| EXERCISE BRIEF |
Each line that follows should be printed again exactly as it stands.

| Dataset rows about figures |
■ ■ ■

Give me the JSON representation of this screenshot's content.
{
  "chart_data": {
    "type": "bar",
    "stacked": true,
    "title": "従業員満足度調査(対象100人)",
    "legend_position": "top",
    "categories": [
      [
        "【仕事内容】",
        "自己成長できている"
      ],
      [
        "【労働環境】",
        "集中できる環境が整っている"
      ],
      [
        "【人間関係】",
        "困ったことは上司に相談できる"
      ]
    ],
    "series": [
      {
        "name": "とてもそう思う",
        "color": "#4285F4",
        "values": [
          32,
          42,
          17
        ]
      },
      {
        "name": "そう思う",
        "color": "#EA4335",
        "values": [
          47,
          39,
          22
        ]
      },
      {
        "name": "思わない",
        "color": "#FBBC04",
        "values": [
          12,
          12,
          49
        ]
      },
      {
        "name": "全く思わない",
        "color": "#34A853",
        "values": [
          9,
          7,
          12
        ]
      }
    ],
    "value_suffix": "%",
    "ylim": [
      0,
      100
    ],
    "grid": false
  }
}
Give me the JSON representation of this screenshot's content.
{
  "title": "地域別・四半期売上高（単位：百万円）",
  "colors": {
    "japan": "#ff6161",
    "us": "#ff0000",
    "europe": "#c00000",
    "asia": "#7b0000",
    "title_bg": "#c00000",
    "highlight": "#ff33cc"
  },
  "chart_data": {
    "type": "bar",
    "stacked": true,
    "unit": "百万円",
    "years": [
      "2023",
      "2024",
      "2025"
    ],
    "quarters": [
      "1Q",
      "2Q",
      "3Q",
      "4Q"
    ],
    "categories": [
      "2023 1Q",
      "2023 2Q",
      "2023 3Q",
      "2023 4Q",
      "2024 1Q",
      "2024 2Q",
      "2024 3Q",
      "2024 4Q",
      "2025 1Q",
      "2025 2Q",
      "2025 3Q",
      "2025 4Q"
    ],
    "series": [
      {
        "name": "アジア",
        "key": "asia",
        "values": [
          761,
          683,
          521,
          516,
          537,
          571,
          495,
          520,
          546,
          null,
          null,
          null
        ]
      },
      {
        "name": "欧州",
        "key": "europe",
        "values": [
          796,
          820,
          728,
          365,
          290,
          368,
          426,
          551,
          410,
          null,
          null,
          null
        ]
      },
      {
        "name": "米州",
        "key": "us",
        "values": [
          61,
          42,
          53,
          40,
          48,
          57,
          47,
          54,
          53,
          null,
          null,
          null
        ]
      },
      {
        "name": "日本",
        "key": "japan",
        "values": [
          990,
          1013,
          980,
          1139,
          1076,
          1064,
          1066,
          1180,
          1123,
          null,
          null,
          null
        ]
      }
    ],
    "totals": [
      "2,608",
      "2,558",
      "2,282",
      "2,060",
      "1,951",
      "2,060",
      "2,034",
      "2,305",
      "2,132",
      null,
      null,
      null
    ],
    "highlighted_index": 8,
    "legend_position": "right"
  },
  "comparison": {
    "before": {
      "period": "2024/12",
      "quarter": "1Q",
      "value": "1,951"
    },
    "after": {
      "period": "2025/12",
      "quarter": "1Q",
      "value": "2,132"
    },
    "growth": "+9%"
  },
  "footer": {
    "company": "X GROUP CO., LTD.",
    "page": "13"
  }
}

■ ■ ■

| WRITTEN SOLUTION |
Give me the JSON representation of this screenshot's content.
{
  "chart_data": {
    "type": "bar",
    "stacked": true,
    "title": "従業員満足度調査(対象100人)",
    "legend_position": "top",
    "categories": [
      [
        "【仕事内容】",
        "自己成長できている"
      ],
      [
        "【労働環境】",
        "集中できる環境が整っている"
      ],
      [
        "【人間関係】",
        "困ったことは上司に相談できる"
      ]
    ],
    "series": [
      {
        "name": "とてもそう思う",
        "color": "#4285F4",
        "values": [
          32,
          42,
          17
        ]
      },
      {
        "name": "そう思う",
        "color": "#EA4335",
        "values": [
          47,
          39,
          22
        ]
      },
      {
        "name": "思わない",
        "color": "#FBBC04",
        "values": [
          12,
          12,
          49
        ]
      },
      {
        "name": "全く思わない",
        "color": "#34A853",
        "values": [
          9,
          7,
          12
        ]
      }
    ],
    "value_suffix": "%",
    "ylim": [
      0,
      100
    ],
    "grid": false
  }
}
Give me the JSON representation of this screenshot's content.
{
  "title": "地域別・四半期売上高（単位：百万円）",
  "colors": {
    "japan": "#ff6161",
    "us": "#ff0000",
    "europe": "#c00000",
    "asia": "#7b0000",
    "title_bg": "#c00000",
    "highlight": "#ff33cc"
  },
  "chart_data": {
    "type": "bar",
    "stacked": true,
    "unit": "百万円",
    "years": [
      "2023",
      "2024",
      "2025"
    ],
    "quarters": [
      "1Q",
      "2Q",
      "3Q",
      "4Q"
    ],
    "categories": [
      "2023 1Q",
      "2023 2Q",
      "2023 3Q",
      "2023 4Q",
      "2024 1Q",
      "2024 2Q",
      "2024 3Q",
      "2024 4Q",
      "2025 1Q",
      "2025 2Q",
      "2025 3Q",
      "2025 4Q"
    ],
    "series": [
      {
        "name": "アジア",
        "key": "asia",
        "values": [
          761,
          683,
          521,
          516,
          537,
          571,
          495,
          520,
          546,
          null,
          null,
          null
        ]
      },
      {
        "name": "欧州",
        "key": "europe",
        "values": [
          796,
          820,
          728,
          365,
          290,
          368,
          426,
          551,
          410,
          null,
          null,
          null
        ]
      },
      {
        "name": "米州",
        "key": "us",
        "values": [
          61,
          42,
          53,
          40,
          48,
          57,
          47,
          54,
          53,
          null,
          null,
          null
        ]
      },
      {
        "name": "日本",
        "key": "japan",
        "values": [
          990,
          1013,
          980,
          1139,
          1076,
          1064,
          1066,
          1180,
          1123,
          null,
          null,
          null
        ]
      }
    ],
    "totals": [
      "2,608",
      "2,558",
      "2,282",
      "2,060",
      "1,951",
      "2,060",
      "2,034",
      "2,305",
      "2,132",
      null,
      null,
      null
    ],
    "highlighted_index": 8,
    "legend_position": "right"
  },
  "comparison": {
    "before": {
      "period": "2024/12",
      "quarter": "1Q",
      "value": "1,951"
    },
    "after": {
      "period": "2025/12",
      "quarter": "1Q",
      "value": "2,132"
    },
    "growth": "+9%"
  },
  "footer": {
    "company": "X GROUP CO., LTD.",
    "page": "13"
  }
}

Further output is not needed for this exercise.